### Do this:
Retype all material exactly. Pictures stay out of the copy.

### Supplied records:
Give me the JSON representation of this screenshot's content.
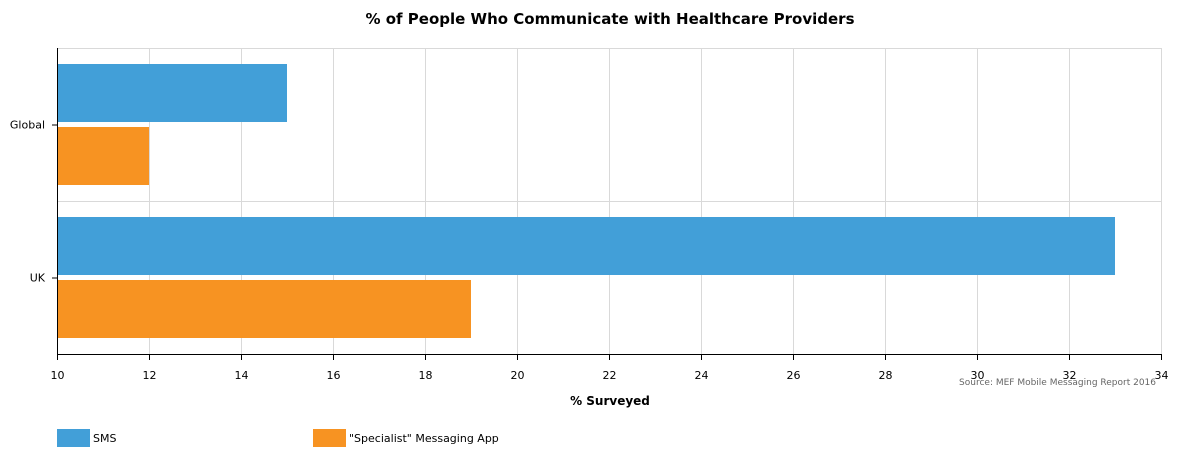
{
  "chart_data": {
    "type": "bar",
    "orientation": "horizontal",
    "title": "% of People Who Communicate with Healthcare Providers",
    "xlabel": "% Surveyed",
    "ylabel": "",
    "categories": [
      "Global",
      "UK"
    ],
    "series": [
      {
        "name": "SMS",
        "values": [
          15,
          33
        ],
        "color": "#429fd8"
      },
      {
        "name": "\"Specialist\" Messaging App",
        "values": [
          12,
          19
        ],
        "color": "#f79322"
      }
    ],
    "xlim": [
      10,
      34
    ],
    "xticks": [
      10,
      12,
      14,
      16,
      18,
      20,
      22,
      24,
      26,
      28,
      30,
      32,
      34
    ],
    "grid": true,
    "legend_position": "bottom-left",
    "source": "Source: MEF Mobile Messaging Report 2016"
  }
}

### Reply:
Give me the JSON representation of this screenshot's content.
{
  "chart_data": {
    "type": "bar",
    "orientation": "horizontal",
    "title": "% of People Who Communicate with Healthcare Providers",
    "xlabel": "% Surveyed",
    "ylabel": "",
    "categories": [
      "Global",
      "UK"
    ],
    "series": [
      {
        "name": "SMS",
        "values": [
          15,
          33
        ],
        "color": "#429fd8"
      },
      {
        "name": "\"Specialist\" Messaging App",
        "values": [
          12,
          19
        ],
        "color": "#f79322"
      }
    ],
    "xlim": [
      10,
      34
    ],
    "xticks": [
      10,
      12,
      14,
      16,
      18,
      20,
      22,
      24,
      26,
      28,
      30,
      32,
      34
    ],
    "grid": true,
    "legend_position": "bottom-left",
    "source": "Source: MEF Mobile Messaging Report 2016"
  }
}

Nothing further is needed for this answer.